TASK TO CARRY OUT: Copy whichever lines contain the string "решения".

Dataset rows
########

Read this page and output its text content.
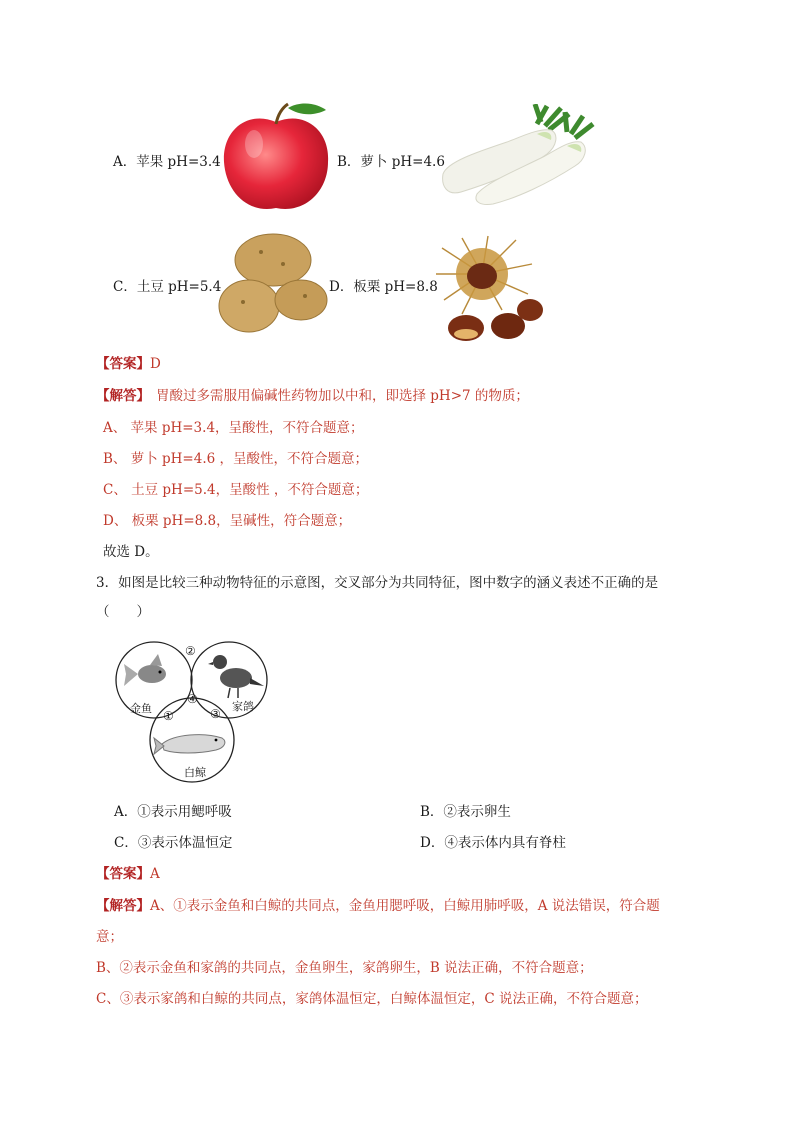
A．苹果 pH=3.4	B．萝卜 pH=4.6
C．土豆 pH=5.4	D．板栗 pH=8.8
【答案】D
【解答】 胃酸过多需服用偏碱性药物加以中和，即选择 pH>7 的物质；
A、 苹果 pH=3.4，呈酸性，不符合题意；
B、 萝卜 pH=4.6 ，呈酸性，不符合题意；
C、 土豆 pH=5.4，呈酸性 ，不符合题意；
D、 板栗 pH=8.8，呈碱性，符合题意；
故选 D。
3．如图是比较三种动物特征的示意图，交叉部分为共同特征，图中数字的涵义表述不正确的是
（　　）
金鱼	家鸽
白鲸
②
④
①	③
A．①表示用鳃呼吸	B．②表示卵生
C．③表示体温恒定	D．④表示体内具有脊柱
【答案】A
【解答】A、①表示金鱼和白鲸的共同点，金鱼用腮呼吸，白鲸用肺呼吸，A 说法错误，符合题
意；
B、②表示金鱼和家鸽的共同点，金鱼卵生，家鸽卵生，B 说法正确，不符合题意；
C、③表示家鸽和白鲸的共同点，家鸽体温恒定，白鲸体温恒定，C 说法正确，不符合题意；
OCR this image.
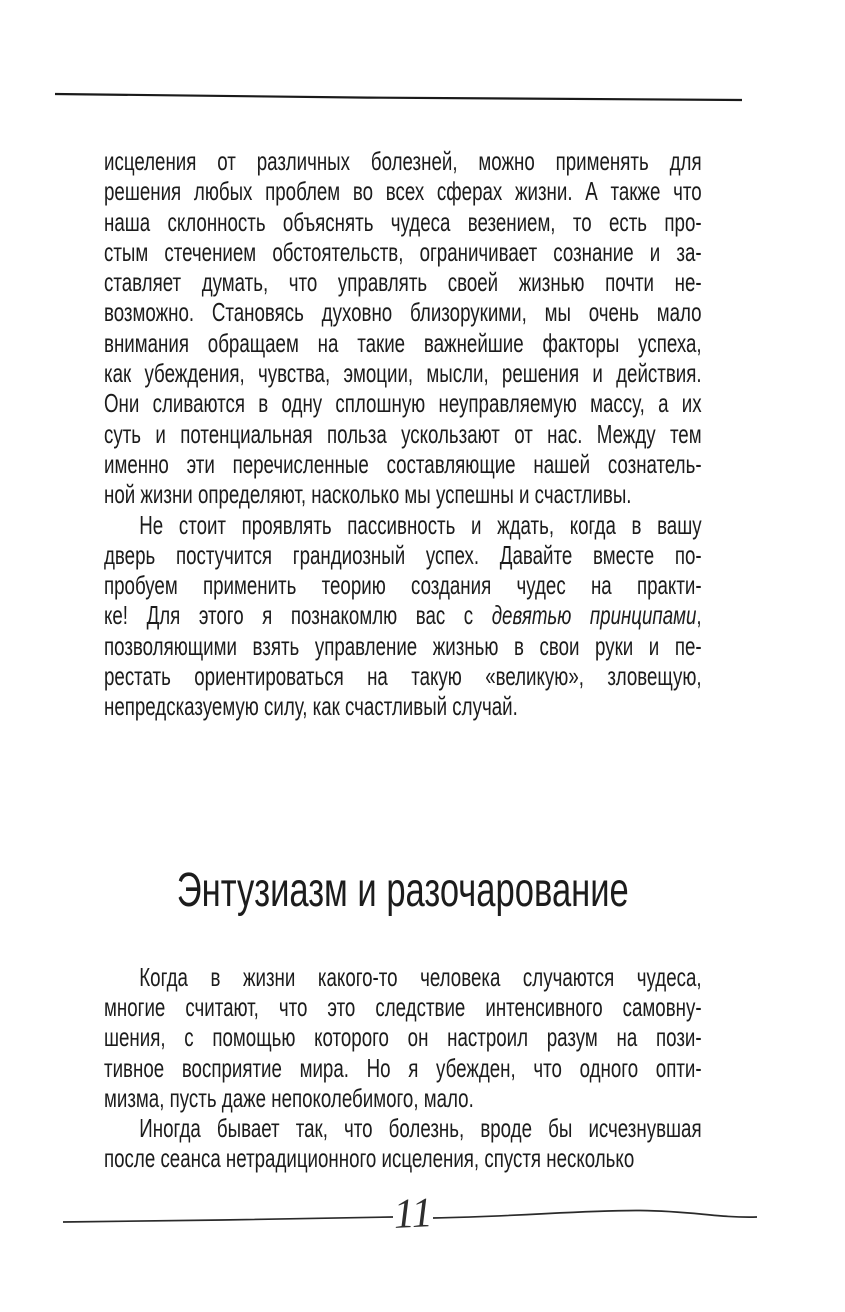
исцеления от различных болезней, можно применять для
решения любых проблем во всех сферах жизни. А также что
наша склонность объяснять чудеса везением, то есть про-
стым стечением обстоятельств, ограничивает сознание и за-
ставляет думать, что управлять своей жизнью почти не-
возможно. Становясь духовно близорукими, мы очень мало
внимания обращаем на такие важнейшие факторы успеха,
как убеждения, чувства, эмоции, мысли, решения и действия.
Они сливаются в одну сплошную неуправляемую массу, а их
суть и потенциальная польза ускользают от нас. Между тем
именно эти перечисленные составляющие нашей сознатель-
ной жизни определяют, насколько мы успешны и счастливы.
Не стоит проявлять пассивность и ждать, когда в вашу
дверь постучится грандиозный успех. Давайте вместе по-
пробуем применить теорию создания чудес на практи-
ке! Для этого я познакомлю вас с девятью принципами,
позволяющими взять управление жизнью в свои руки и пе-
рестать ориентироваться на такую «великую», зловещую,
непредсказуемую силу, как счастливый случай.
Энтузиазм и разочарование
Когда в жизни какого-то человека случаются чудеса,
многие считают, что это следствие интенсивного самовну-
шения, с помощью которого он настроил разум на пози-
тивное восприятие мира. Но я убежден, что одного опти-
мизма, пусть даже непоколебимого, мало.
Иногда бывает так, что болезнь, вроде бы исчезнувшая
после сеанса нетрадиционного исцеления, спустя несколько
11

########

ANSWER BELOW:
решения любых проблем во всех сферах жизни. А также что
как убеждения, чувства, эмоции, мысли, решения и действия.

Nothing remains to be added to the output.